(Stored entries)
-- begin --

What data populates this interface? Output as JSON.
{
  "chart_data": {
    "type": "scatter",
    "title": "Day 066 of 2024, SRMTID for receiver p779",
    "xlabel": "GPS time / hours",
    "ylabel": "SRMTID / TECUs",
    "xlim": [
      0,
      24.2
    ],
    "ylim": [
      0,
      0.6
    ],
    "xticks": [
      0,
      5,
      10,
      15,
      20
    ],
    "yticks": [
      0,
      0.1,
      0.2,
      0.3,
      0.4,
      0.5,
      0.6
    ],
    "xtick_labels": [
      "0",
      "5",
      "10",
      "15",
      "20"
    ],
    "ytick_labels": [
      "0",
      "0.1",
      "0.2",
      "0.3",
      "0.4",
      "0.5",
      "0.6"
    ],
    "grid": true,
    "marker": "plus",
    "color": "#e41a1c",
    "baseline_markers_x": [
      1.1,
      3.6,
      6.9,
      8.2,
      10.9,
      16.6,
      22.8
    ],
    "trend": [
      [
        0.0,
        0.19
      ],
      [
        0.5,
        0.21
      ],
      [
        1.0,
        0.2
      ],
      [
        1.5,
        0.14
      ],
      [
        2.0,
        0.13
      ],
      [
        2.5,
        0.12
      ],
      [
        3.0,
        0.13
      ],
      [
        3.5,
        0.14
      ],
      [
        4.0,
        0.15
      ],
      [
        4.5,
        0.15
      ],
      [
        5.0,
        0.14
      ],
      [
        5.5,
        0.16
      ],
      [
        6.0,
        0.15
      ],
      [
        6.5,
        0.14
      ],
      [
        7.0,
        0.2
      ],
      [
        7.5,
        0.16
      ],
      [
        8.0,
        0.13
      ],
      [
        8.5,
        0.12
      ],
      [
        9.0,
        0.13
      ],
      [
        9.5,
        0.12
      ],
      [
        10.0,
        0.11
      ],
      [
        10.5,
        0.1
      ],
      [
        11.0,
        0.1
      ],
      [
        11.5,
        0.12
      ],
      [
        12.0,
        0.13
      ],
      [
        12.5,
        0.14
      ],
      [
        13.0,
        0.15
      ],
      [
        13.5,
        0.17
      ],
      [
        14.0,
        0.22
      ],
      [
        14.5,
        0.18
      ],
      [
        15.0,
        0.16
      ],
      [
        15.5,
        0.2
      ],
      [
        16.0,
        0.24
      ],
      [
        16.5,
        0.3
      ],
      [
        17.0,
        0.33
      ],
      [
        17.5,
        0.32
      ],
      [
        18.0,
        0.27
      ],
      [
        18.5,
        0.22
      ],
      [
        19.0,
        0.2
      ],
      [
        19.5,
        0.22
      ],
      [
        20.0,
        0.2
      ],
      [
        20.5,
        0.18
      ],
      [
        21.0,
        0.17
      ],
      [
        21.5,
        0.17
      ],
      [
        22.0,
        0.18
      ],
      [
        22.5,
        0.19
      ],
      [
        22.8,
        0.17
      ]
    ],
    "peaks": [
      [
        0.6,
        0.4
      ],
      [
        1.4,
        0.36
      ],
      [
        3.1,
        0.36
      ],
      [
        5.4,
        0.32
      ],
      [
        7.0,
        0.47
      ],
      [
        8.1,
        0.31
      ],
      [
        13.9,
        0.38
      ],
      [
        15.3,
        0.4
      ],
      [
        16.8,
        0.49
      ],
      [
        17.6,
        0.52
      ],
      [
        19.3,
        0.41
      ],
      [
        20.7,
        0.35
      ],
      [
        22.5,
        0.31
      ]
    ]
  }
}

-- end --

● What needs to be done
Repeat the entries above exactly, leaving nothing out.

● Exercise solution
What data populates this interface? Output as JSON.
{
  "chart_data": {
    "type": "scatter",
    "title": "Day 066 of 2024, SRMTID for receiver p779",
    "xlabel": "GPS time / hours",
    "ylabel": "SRMTID / TECUs",
    "xlim": [
      0,
      24.2
    ],
    "ylim": [
      0,
      0.6
    ],
    "xticks": [
      0,
      5,
      10,
      15,
      20
    ],
    "yticks": [
      0,
      0.1,
      0.2,
      0.3,
      0.4,
      0.5,
      0.6
    ],
    "xtick_labels": [
      "0",
      "5",
      "10",
      "15",
      "20"
    ],
    "ytick_labels": [
      "0",
      "0.1",
      "0.2",
      "0.3",
      "0.4",
      "0.5",
      "0.6"
    ],
    "grid": true,
    "marker": "plus",
    "color": "#e41a1c",
    "baseline_markers_x": [
      1.1,
      3.6,
      6.9,
      8.2,
      10.9,
      16.6,
      22.8
    ],
    "trend": [
      [
        0.0,
        0.19
      ],
      [
        0.5,
        0.21
      ],
      [
        1.0,
        0.2
      ],
      [
        1.5,
        0.14
      ],
      [
        2.0,
        0.13
      ],
      [
        2.5,
        0.12
      ],
      [
        3.0,
        0.13
      ],
      [
        3.5,
        0.14
      ],
      [
        4.0,
        0.15
      ],
      [
        4.5,
        0.15
      ],
      [
        5.0,
        0.14
      ],
      [
        5.5,
        0.16
      ],
      [
        6.0,
        0.15
      ],
      [
        6.5,
        0.14
      ],
      [
        7.0,
        0.2
      ],
      [
        7.5,
        0.16
      ],
      [
        8.0,
        0.13
      ],
      [
        8.5,
        0.12
      ],
      [
        9.0,
        0.13
      ],
      [
        9.5,
        0.12
      ],
      [
        10.0,
        0.11
      ],
      [
        10.5,
        0.1
      ],
      [
        11.0,
        0.1
      ],
      [
        11.5,
        0.12
      ],
      [
        12.0,
        0.13
      ],
      [
        12.5,
        0.14
      ],
      [
        13.0,
        0.15
      ],
      [
        13.5,
        0.17
      ],
      [
        14.0,
        0.22
      ],
      [
        14.5,
        0.18
      ],
      [
        15.0,
        0.16
      ],
      [
        15.5,
        0.2
      ],
      [
        16.0,
        0.24
      ],
      [
        16.5,
        0.3
      ],
      [
        17.0,
        0.33
      ],
      [
        17.5,
        0.32
      ],
      [
        18.0,
        0.27
      ],
      [
        18.5,
        0.22
      ],
      [
        19.0,
        0.2
      ],
      [
        19.5,
        0.22
      ],
      [
        20.0,
        0.2
      ],
      [
        20.5,
        0.18
      ],
      [
        21.0,
        0.17
      ],
      [
        21.5,
        0.17
      ],
      [
        22.0,
        0.18
      ],
      [
        22.5,
        0.19
      ],
      [
        22.8,
        0.17
      ]
    ],
    "peaks": [
      [
        0.6,
        0.4
      ],
      [
        1.4,
        0.36
      ],
      [
        3.1,
        0.36
      ],
      [
        5.4,
        0.32
      ],
      [
        7.0,
        0.47
      ],
      [
        8.1,
        0.31
      ],
      [
        13.9,
        0.38
      ],
      [
        15.3,
        0.4
      ],
      [
        16.8,
        0.49
      ],
      [
        17.6,
        0.52
      ],
      [
        19.3,
        0.41
      ],
      [
        20.7,
        0.35
      ],
      [
        22.5,
        0.31
      ]
    ]
  }
}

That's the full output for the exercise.